From the entries below, copy out every line with "Layla" in it.

===== Available records =====

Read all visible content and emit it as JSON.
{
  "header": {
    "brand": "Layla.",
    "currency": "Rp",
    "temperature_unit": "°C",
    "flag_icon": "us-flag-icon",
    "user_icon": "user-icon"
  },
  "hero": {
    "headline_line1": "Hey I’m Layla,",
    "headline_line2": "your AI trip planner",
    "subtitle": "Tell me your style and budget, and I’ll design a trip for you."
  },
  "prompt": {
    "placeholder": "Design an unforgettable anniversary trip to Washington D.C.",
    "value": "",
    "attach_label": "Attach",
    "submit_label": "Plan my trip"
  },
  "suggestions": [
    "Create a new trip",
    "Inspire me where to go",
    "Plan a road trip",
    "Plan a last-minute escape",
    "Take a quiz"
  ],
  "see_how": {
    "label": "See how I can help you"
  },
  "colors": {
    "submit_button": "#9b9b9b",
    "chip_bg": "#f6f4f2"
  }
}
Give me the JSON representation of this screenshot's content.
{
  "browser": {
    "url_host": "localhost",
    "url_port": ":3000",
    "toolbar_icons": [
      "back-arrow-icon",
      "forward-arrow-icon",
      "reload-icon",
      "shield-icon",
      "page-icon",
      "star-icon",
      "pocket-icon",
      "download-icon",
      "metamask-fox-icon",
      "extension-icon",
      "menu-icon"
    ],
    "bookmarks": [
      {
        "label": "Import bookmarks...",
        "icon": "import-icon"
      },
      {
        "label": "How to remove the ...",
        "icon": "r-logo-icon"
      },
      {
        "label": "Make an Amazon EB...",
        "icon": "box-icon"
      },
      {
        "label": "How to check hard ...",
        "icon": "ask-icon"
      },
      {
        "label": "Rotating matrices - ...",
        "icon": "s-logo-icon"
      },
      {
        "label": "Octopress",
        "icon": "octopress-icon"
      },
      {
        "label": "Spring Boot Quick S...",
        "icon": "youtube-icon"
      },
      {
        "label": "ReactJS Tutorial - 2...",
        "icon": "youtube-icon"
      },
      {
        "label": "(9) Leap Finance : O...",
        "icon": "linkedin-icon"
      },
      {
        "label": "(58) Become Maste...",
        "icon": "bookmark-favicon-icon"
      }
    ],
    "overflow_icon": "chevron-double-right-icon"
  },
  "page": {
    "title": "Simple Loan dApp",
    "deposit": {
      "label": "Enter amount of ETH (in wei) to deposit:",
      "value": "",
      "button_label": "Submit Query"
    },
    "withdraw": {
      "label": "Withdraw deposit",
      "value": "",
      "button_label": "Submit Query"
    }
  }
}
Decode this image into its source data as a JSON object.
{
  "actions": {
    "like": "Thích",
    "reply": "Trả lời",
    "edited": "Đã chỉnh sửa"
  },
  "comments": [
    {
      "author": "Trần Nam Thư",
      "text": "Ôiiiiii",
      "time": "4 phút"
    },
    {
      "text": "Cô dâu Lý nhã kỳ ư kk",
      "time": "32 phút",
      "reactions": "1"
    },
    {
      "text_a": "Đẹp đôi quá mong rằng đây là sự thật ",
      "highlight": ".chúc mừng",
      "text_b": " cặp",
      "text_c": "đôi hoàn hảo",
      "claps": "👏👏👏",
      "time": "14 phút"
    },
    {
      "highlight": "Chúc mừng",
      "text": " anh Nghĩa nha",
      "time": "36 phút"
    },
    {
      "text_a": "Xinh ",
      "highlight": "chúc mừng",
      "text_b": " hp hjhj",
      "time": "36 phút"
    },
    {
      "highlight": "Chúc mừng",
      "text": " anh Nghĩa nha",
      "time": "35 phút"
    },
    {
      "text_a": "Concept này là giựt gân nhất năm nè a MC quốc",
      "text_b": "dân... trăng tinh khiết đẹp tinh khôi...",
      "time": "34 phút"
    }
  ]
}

=====

Written response:
    "brand": "Layla.",
    "headline_line1": "Hey I’m Layla,",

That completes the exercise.